(Task brief): Copy all lines holding the word "xương" from the entries.

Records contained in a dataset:
====
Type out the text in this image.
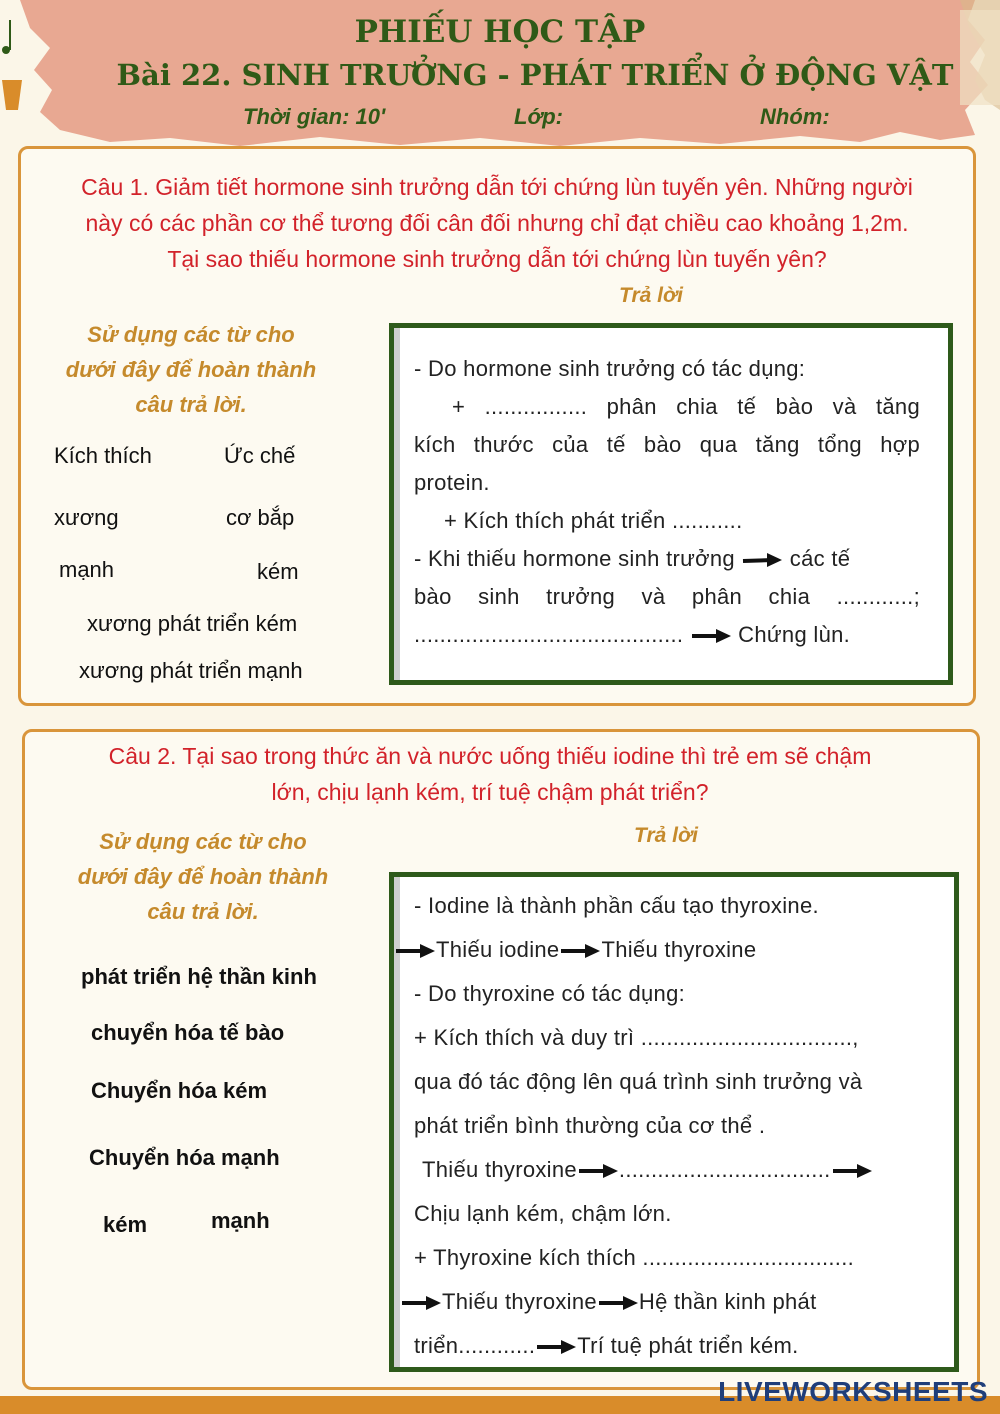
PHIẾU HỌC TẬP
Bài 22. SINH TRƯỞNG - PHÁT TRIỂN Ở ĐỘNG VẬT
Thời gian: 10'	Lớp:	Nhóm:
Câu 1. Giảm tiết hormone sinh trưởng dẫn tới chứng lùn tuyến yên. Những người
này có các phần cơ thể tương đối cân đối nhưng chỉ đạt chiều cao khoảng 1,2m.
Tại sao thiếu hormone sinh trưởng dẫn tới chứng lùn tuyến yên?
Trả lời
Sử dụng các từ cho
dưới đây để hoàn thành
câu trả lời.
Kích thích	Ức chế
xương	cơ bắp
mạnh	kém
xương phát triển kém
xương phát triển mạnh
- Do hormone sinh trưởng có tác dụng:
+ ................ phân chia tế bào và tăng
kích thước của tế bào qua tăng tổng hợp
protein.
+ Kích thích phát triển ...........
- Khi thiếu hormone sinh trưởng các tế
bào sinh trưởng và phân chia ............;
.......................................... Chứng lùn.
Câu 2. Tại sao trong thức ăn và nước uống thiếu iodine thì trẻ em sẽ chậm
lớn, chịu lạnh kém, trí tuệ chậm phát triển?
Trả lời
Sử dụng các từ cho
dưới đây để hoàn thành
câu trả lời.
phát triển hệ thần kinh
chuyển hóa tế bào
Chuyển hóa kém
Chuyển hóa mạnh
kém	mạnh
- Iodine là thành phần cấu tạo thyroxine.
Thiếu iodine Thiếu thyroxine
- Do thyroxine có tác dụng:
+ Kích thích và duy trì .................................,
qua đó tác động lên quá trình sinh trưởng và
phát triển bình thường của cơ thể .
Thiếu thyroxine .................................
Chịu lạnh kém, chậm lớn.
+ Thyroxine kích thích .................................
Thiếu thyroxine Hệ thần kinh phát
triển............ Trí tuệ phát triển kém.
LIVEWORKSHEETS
====
(Reply to the exercise):
xương	cơ bắp
xương phát triển kém
xương phát triển mạnh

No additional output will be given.